### EXERCISE TASK
Reproduce the listing below exactly, minus its pictures.

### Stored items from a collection
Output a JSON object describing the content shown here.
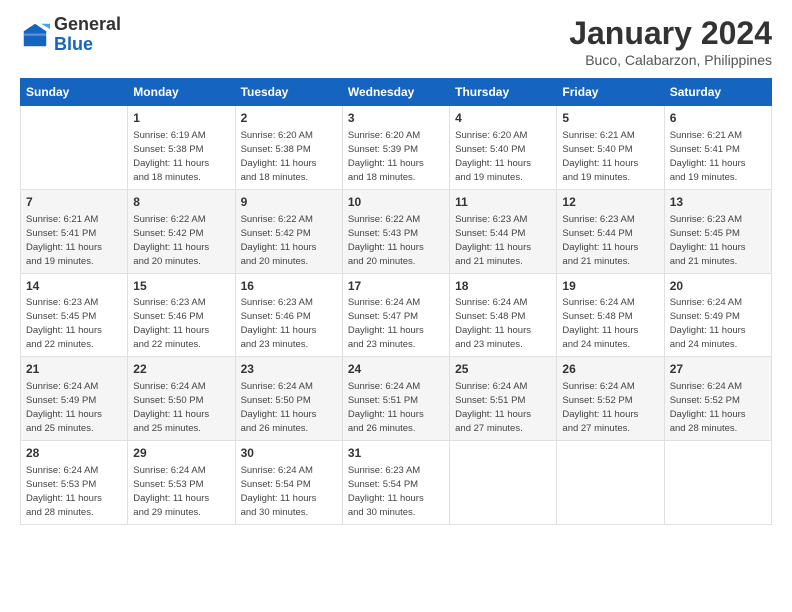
{
  "logo": {
    "line1": "General",
    "line2": "Blue"
  },
  "title": "January 2024",
  "subtitle": "Buco, Calabarzon, Philippines",
  "days_of_week": [
    "Sunday",
    "Monday",
    "Tuesday",
    "Wednesday",
    "Thursday",
    "Friday",
    "Saturday"
  ],
  "weeks": [
    [
      {
        "day": "",
        "info": ""
      },
      {
        "day": "1",
        "info": "Sunrise: 6:19 AM\nSunset: 5:38 PM\nDaylight: 11 hours\nand 18 minutes."
      },
      {
        "day": "2",
        "info": "Sunrise: 6:20 AM\nSunset: 5:38 PM\nDaylight: 11 hours\nand 18 minutes."
      },
      {
        "day": "3",
        "info": "Sunrise: 6:20 AM\nSunset: 5:39 PM\nDaylight: 11 hours\nand 18 minutes."
      },
      {
        "day": "4",
        "info": "Sunrise: 6:20 AM\nSunset: 5:40 PM\nDaylight: 11 hours\nand 19 minutes."
      },
      {
        "day": "5",
        "info": "Sunrise: 6:21 AM\nSunset: 5:40 PM\nDaylight: 11 hours\nand 19 minutes."
      },
      {
        "day": "6",
        "info": "Sunrise: 6:21 AM\nSunset: 5:41 PM\nDaylight: 11 hours\nand 19 minutes."
      }
    ],
    [
      {
        "day": "7",
        "info": "Sunrise: 6:21 AM\nSunset: 5:41 PM\nDaylight: 11 hours\nand 19 minutes."
      },
      {
        "day": "8",
        "info": "Sunrise: 6:22 AM\nSunset: 5:42 PM\nDaylight: 11 hours\nand 20 minutes."
      },
      {
        "day": "9",
        "info": "Sunrise: 6:22 AM\nSunset: 5:42 PM\nDaylight: 11 hours\nand 20 minutes."
      },
      {
        "day": "10",
        "info": "Sunrise: 6:22 AM\nSunset: 5:43 PM\nDaylight: 11 hours\nand 20 minutes."
      },
      {
        "day": "11",
        "info": "Sunrise: 6:23 AM\nSunset: 5:44 PM\nDaylight: 11 hours\nand 21 minutes."
      },
      {
        "day": "12",
        "info": "Sunrise: 6:23 AM\nSunset: 5:44 PM\nDaylight: 11 hours\nand 21 minutes."
      },
      {
        "day": "13",
        "info": "Sunrise: 6:23 AM\nSunset: 5:45 PM\nDaylight: 11 hours\nand 21 minutes."
      }
    ],
    [
      {
        "day": "14",
        "info": "Sunrise: 6:23 AM\nSunset: 5:45 PM\nDaylight: 11 hours\nand 22 minutes."
      },
      {
        "day": "15",
        "info": "Sunrise: 6:23 AM\nSunset: 5:46 PM\nDaylight: 11 hours\nand 22 minutes."
      },
      {
        "day": "16",
        "info": "Sunrise: 6:23 AM\nSunset: 5:46 PM\nDaylight: 11 hours\nand 23 minutes."
      },
      {
        "day": "17",
        "info": "Sunrise: 6:24 AM\nSunset: 5:47 PM\nDaylight: 11 hours\nand 23 minutes."
      },
      {
        "day": "18",
        "info": "Sunrise: 6:24 AM\nSunset: 5:48 PM\nDaylight: 11 hours\nand 23 minutes."
      },
      {
        "day": "19",
        "info": "Sunrise: 6:24 AM\nSunset: 5:48 PM\nDaylight: 11 hours\nand 24 minutes."
      },
      {
        "day": "20",
        "info": "Sunrise: 6:24 AM\nSunset: 5:49 PM\nDaylight: 11 hours\nand 24 minutes."
      }
    ],
    [
      {
        "day": "21",
        "info": "Sunrise: 6:24 AM\nSunset: 5:49 PM\nDaylight: 11 hours\nand 25 minutes."
      },
      {
        "day": "22",
        "info": "Sunrise: 6:24 AM\nSunset: 5:50 PM\nDaylight: 11 hours\nand 25 minutes."
      },
      {
        "day": "23",
        "info": "Sunrise: 6:24 AM\nSunset: 5:50 PM\nDaylight: 11 hours\nand 26 minutes."
      },
      {
        "day": "24",
        "info": "Sunrise: 6:24 AM\nSunset: 5:51 PM\nDaylight: 11 hours\nand 26 minutes."
      },
      {
        "day": "25",
        "info": "Sunrise: 6:24 AM\nSunset: 5:51 PM\nDaylight: 11 hours\nand 27 minutes."
      },
      {
        "day": "26",
        "info": "Sunrise: 6:24 AM\nSunset: 5:52 PM\nDaylight: 11 hours\nand 27 minutes."
      },
      {
        "day": "27",
        "info": "Sunrise: 6:24 AM\nSunset: 5:52 PM\nDaylight: 11 hours\nand 28 minutes."
      }
    ],
    [
      {
        "day": "28",
        "info": "Sunrise: 6:24 AM\nSunset: 5:53 PM\nDaylight: 11 hours\nand 28 minutes."
      },
      {
        "day": "29",
        "info": "Sunrise: 6:24 AM\nSunset: 5:53 PM\nDaylight: 11 hours\nand 29 minutes."
      },
      {
        "day": "30",
        "info": "Sunrise: 6:24 AM\nSunset: 5:54 PM\nDaylight: 11 hours\nand 30 minutes."
      },
      {
        "day": "31",
        "info": "Sunrise: 6:23 AM\nSunset: 5:54 PM\nDaylight: 11 hours\nand 30 minutes."
      },
      {
        "day": "",
        "info": ""
      },
      {
        "day": "",
        "info": ""
      },
      {
        "day": "",
        "info": ""
      }
    ]
  ]
}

### FINISHED ANSWER
Output a JSON object describing the content shown here.
{
  "logo": {
    "line1": "General",
    "line2": "Blue"
  },
  "title": "January 2024",
  "subtitle": "Buco, Calabarzon, Philippines",
  "days_of_week": [
    "Sunday",
    "Monday",
    "Tuesday",
    "Wednesday",
    "Thursday",
    "Friday",
    "Saturday"
  ],
  "weeks": [
    [
      {
        "day": "",
        "info": ""
      },
      {
        "day": "1",
        "info": "Sunrise: 6:19 AM\nSunset: 5:38 PM\nDaylight: 11 hours\nand 18 minutes."
      },
      {
        "day": "2",
        "info": "Sunrise: 6:20 AM\nSunset: 5:38 PM\nDaylight: 11 hours\nand 18 minutes."
      },
      {
        "day": "3",
        "info": "Sunrise: 6:20 AM\nSunset: 5:39 PM\nDaylight: 11 hours\nand 18 minutes."
      },
      {
        "day": "4",
        "info": "Sunrise: 6:20 AM\nSunset: 5:40 PM\nDaylight: 11 hours\nand 19 minutes."
      },
      {
        "day": "5",
        "info": "Sunrise: 6:21 AM\nSunset: 5:40 PM\nDaylight: 11 hours\nand 19 minutes."
      },
      {
        "day": "6",
        "info": "Sunrise: 6:21 AM\nSunset: 5:41 PM\nDaylight: 11 hours\nand 19 minutes."
      }
    ],
    [
      {
        "day": "7",
        "info": "Sunrise: 6:21 AM\nSunset: 5:41 PM\nDaylight: 11 hours\nand 19 minutes."
      },
      {
        "day": "8",
        "info": "Sunrise: 6:22 AM\nSunset: 5:42 PM\nDaylight: 11 hours\nand 20 minutes."
      },
      {
        "day": "9",
        "info": "Sunrise: 6:22 AM\nSunset: 5:42 PM\nDaylight: 11 hours\nand 20 minutes."
      },
      {
        "day": "10",
        "info": "Sunrise: 6:22 AM\nSunset: 5:43 PM\nDaylight: 11 hours\nand 20 minutes."
      },
      {
        "day": "11",
        "info": "Sunrise: 6:23 AM\nSunset: 5:44 PM\nDaylight: 11 hours\nand 21 minutes."
      },
      {
        "day": "12",
        "info": "Sunrise: 6:23 AM\nSunset: 5:44 PM\nDaylight: 11 hours\nand 21 minutes."
      },
      {
        "day": "13",
        "info": "Sunrise: 6:23 AM\nSunset: 5:45 PM\nDaylight: 11 hours\nand 21 minutes."
      }
    ],
    [
      {
        "day": "14",
        "info": "Sunrise: 6:23 AM\nSunset: 5:45 PM\nDaylight: 11 hours\nand 22 minutes."
      },
      {
        "day": "15",
        "info": "Sunrise: 6:23 AM\nSunset: 5:46 PM\nDaylight: 11 hours\nand 22 minutes."
      },
      {
        "day": "16",
        "info": "Sunrise: 6:23 AM\nSunset: 5:46 PM\nDaylight: 11 hours\nand 23 minutes."
      },
      {
        "day": "17",
        "info": "Sunrise: 6:24 AM\nSunset: 5:47 PM\nDaylight: 11 hours\nand 23 minutes."
      },
      {
        "day": "18",
        "info": "Sunrise: 6:24 AM\nSunset: 5:48 PM\nDaylight: 11 hours\nand 23 minutes."
      },
      {
        "day": "19",
        "info": "Sunrise: 6:24 AM\nSunset: 5:48 PM\nDaylight: 11 hours\nand 24 minutes."
      },
      {
        "day": "20",
        "info": "Sunrise: 6:24 AM\nSunset: 5:49 PM\nDaylight: 11 hours\nand 24 minutes."
      }
    ],
    [
      {
        "day": "21",
        "info": "Sunrise: 6:24 AM\nSunset: 5:49 PM\nDaylight: 11 hours\nand 25 minutes."
      },
      {
        "day": "22",
        "info": "Sunrise: 6:24 AM\nSunset: 5:50 PM\nDaylight: 11 hours\nand 25 minutes."
      },
      {
        "day": "23",
        "info": "Sunrise: 6:24 AM\nSunset: 5:50 PM\nDaylight: 11 hours\nand 26 minutes."
      },
      {
        "day": "24",
        "info": "Sunrise: 6:24 AM\nSunset: 5:51 PM\nDaylight: 11 hours\nand 26 minutes."
      },
      {
        "day": "25",
        "info": "Sunrise: 6:24 AM\nSunset: 5:51 PM\nDaylight: 11 hours\nand 27 minutes."
      },
      {
        "day": "26",
        "info": "Sunrise: 6:24 AM\nSunset: 5:52 PM\nDaylight: 11 hours\nand 27 minutes."
      },
      {
        "day": "27",
        "info": "Sunrise: 6:24 AM\nSunset: 5:52 PM\nDaylight: 11 hours\nand 28 minutes."
      }
    ],
    [
      {
        "day": "28",
        "info": "Sunrise: 6:24 AM\nSunset: 5:53 PM\nDaylight: 11 hours\nand 28 minutes."
      },
      {
        "day": "29",
        "info": "Sunrise: 6:24 AM\nSunset: 5:53 PM\nDaylight: 11 hours\nand 29 minutes."
      },
      {
        "day": "30",
        "info": "Sunrise: 6:24 AM\nSunset: 5:54 PM\nDaylight: 11 hours\nand 30 minutes."
      },
      {
        "day": "31",
        "info": "Sunrise: 6:23 AM\nSunset: 5:54 PM\nDaylight: 11 hours\nand 30 minutes."
      },
      {
        "day": "",
        "info": ""
      },
      {
        "day": "",
        "info": ""
      },
      {
        "day": "",
        "info": ""
      }
    ]
  ]
}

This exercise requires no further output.